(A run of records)
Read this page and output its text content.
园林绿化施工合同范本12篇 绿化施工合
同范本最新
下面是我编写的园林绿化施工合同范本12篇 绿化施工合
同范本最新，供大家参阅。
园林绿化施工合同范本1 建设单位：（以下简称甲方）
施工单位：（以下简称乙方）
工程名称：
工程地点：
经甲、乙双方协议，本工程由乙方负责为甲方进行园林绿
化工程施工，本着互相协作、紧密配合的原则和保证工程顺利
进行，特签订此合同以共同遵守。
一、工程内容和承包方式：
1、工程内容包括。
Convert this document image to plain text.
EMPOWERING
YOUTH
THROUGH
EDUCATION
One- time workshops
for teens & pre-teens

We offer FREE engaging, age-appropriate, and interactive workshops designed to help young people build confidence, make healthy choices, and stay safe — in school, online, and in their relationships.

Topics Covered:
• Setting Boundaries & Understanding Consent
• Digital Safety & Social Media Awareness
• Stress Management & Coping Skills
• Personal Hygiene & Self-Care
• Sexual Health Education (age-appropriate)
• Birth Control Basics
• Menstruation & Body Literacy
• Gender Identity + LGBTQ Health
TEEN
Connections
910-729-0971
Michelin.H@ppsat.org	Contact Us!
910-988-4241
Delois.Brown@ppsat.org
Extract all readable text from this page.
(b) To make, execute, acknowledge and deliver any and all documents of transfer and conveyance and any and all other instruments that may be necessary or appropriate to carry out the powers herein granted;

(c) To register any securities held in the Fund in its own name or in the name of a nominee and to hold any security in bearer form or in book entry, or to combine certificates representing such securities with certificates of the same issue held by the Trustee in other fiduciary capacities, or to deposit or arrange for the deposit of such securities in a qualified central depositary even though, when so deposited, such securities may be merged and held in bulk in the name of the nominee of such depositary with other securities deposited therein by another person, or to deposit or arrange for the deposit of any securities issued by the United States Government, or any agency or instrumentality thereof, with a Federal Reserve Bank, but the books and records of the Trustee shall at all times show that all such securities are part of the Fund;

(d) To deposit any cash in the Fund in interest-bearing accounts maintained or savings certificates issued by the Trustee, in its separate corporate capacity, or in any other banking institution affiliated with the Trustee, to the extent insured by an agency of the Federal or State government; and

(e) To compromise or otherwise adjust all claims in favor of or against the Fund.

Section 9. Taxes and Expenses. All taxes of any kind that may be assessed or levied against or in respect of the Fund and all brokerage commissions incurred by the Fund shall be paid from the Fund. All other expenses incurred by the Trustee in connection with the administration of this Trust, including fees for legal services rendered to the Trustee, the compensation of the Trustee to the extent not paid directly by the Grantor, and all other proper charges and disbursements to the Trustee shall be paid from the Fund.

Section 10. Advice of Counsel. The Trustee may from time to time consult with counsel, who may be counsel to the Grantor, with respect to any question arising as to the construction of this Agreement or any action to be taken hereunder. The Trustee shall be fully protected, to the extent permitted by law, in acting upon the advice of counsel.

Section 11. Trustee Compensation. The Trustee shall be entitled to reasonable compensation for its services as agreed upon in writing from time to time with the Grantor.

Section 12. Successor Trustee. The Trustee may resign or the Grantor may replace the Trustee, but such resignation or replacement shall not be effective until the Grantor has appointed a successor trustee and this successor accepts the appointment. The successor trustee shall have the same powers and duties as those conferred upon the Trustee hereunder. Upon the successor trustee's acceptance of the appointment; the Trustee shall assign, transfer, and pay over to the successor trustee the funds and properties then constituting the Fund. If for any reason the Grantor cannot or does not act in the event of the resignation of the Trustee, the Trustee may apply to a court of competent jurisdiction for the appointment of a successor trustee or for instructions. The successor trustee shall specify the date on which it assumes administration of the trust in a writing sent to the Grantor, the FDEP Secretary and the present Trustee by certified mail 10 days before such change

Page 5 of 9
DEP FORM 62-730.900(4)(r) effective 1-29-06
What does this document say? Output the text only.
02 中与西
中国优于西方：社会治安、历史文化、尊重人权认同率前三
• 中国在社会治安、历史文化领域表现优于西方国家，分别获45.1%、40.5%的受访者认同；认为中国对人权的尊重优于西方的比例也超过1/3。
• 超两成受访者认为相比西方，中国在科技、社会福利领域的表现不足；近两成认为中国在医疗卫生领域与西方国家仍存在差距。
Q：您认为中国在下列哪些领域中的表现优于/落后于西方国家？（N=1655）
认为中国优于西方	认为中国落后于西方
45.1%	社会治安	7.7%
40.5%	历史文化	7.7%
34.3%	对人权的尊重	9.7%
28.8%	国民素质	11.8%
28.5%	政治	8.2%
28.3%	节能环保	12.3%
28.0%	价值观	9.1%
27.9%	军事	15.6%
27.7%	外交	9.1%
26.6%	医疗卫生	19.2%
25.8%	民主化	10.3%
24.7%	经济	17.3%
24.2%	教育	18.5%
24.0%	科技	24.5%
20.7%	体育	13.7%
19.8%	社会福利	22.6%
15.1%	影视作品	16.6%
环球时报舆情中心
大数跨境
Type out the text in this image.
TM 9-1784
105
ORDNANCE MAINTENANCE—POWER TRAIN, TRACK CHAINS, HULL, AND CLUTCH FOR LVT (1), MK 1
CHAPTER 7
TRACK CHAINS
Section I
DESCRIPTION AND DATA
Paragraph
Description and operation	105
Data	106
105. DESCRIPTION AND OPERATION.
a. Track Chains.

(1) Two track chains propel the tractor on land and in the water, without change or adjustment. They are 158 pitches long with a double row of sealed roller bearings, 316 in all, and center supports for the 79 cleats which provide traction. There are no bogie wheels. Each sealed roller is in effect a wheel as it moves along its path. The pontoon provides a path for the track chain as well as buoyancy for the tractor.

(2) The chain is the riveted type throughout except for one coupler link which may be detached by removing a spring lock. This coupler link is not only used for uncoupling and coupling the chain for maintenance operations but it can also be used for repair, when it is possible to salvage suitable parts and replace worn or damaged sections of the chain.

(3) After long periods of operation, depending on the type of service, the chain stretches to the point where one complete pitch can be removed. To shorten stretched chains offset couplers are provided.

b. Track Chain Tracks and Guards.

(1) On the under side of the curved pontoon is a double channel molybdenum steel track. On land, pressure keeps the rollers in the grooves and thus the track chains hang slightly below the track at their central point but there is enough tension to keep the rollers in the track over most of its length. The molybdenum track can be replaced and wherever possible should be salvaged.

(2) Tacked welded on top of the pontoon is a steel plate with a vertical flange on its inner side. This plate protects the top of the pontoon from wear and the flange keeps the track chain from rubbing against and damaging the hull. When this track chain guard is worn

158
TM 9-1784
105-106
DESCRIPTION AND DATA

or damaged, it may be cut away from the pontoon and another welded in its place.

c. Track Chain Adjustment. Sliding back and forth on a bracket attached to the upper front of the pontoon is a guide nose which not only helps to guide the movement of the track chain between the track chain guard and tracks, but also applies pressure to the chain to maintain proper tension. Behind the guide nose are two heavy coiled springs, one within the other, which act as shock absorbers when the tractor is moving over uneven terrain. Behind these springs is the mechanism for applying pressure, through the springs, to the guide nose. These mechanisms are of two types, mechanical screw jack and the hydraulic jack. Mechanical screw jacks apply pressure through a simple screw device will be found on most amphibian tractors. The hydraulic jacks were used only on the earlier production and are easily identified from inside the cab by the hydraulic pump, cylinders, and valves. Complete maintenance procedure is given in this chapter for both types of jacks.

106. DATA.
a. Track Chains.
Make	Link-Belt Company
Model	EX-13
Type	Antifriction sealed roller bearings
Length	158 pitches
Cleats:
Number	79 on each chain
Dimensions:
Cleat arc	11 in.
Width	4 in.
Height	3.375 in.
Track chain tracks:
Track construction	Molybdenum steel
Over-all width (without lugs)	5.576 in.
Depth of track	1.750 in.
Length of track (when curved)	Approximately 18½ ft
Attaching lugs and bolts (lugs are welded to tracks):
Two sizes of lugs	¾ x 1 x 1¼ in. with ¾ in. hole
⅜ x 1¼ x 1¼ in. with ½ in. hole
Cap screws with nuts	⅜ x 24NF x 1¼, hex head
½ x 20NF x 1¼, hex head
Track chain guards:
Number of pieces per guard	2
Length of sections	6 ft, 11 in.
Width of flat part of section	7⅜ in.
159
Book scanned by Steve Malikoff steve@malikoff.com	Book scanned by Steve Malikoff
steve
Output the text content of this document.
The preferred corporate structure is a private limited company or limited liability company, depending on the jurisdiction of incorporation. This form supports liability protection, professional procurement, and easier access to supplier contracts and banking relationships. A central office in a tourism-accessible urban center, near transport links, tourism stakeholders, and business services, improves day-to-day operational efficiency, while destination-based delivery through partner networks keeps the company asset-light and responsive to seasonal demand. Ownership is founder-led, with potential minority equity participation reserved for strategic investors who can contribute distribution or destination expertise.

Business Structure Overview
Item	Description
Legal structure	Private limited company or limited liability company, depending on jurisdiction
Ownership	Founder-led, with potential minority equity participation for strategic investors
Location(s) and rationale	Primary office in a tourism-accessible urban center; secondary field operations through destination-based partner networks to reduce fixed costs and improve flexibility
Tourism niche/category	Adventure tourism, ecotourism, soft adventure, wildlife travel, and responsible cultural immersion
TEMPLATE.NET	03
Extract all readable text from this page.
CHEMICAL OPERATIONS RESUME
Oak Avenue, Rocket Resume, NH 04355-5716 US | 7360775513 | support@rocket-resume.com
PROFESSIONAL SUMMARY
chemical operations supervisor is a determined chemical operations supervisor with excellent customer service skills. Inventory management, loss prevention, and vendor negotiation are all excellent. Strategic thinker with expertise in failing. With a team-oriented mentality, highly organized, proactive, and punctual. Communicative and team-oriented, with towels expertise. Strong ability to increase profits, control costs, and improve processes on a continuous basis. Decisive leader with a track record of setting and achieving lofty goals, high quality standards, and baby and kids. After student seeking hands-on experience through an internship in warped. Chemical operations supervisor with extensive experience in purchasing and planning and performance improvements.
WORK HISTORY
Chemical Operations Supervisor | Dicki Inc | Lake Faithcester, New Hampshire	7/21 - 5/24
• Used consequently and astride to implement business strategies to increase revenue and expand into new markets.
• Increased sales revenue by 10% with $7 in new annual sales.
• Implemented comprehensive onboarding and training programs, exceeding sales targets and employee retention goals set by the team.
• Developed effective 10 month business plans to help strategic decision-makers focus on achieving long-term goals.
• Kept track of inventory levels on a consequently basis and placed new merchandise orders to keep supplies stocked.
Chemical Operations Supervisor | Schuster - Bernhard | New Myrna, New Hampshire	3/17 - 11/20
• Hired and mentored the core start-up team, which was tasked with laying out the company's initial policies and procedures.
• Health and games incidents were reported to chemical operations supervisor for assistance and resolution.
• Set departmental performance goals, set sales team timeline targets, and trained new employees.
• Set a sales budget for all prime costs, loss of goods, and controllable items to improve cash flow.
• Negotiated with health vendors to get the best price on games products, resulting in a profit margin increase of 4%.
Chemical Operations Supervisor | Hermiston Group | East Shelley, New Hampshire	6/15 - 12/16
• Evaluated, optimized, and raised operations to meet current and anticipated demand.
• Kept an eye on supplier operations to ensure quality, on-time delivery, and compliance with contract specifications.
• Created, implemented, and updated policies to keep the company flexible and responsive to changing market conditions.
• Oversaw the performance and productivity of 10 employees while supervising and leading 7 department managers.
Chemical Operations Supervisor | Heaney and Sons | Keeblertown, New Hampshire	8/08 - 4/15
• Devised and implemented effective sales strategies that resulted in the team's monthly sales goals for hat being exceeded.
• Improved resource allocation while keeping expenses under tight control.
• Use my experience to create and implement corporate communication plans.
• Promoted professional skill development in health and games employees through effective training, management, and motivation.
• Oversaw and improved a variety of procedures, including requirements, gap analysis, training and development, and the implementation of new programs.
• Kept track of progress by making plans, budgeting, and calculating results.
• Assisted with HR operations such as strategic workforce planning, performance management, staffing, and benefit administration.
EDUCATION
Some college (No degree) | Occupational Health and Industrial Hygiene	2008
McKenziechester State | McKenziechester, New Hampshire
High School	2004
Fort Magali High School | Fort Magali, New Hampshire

> **BRIEF**
Show all lines in the entries above where the word "Oversaw" appears.

> **IN RESPONSE**
• Oversaw the performance and productivity of 10 employees while supervising and leading 7 department managers.
• Oversaw and improved a variety of procedures, including requirements, gap analysis, training and development, and the implementation of new programs.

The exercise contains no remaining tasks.